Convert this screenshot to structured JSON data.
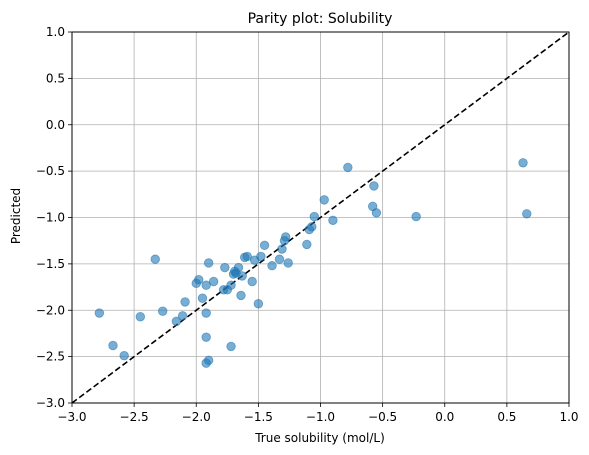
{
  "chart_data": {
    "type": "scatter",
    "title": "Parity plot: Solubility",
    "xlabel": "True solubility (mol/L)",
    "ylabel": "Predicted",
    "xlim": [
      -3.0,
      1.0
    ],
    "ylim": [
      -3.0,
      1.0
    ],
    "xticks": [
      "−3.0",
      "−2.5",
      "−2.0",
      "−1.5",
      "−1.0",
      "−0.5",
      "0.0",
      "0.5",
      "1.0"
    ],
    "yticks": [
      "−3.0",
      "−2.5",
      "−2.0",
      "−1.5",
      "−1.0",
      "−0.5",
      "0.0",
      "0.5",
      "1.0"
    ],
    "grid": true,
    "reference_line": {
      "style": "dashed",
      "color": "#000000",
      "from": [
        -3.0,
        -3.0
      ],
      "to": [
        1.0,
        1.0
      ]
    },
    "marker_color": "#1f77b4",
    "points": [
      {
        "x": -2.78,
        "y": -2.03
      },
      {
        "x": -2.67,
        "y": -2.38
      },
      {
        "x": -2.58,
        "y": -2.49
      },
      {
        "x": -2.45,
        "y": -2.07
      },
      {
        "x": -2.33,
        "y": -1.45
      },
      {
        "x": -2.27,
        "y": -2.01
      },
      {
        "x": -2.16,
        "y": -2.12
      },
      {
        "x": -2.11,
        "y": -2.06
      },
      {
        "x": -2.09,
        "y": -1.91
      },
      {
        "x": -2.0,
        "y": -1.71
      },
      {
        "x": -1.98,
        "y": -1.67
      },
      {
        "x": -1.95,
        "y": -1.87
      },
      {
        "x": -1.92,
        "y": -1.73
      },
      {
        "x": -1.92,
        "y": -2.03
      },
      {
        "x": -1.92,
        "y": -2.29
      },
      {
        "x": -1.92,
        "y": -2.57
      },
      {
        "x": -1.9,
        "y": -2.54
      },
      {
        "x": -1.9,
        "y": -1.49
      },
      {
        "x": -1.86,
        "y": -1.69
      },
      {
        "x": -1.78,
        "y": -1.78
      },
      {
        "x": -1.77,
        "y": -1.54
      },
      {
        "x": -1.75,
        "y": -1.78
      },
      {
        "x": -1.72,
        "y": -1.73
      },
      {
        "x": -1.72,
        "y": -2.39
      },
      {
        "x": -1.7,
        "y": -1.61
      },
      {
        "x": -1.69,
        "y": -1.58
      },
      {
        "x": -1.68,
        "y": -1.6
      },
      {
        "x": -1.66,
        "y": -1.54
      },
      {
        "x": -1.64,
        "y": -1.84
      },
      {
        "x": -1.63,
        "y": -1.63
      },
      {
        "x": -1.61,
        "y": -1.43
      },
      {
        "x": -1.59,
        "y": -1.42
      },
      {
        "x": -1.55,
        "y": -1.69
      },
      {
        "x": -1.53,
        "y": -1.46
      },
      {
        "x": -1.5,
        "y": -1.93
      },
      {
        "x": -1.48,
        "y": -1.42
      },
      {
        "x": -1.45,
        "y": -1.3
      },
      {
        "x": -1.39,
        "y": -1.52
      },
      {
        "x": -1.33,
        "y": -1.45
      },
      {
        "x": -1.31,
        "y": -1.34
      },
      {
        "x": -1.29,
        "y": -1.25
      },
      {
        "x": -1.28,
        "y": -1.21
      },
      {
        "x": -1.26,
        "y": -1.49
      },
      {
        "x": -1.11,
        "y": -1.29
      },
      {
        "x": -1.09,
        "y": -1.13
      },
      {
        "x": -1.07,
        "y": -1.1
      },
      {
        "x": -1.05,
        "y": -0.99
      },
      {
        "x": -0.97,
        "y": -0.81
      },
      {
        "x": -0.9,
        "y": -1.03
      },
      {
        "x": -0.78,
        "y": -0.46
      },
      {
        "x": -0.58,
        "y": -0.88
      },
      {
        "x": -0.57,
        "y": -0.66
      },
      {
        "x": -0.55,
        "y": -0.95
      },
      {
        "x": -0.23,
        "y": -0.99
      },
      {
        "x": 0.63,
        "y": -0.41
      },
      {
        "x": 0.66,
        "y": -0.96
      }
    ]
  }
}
* * *
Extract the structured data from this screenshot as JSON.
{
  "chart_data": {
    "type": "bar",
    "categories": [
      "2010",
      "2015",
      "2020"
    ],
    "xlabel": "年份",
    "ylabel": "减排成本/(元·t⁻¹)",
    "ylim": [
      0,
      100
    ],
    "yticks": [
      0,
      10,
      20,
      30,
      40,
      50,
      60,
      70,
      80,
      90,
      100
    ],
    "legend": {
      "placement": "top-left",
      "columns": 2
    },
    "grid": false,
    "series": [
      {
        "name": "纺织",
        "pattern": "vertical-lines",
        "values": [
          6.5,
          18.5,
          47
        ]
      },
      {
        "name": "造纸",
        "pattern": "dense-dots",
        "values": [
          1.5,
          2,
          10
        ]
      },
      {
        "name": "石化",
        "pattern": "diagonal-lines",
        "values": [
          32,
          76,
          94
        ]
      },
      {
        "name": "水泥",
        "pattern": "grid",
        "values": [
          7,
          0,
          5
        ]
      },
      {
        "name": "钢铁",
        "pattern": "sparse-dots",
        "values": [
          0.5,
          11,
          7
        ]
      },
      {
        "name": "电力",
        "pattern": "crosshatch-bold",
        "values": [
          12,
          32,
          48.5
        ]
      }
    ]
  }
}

#### Written instruction:
Copy the lines from the entries above in which the word "this" appears.

#### Correct result:
Convert this screenshot to structured JSON data.
Extract the structured data from this screenshot as JSON.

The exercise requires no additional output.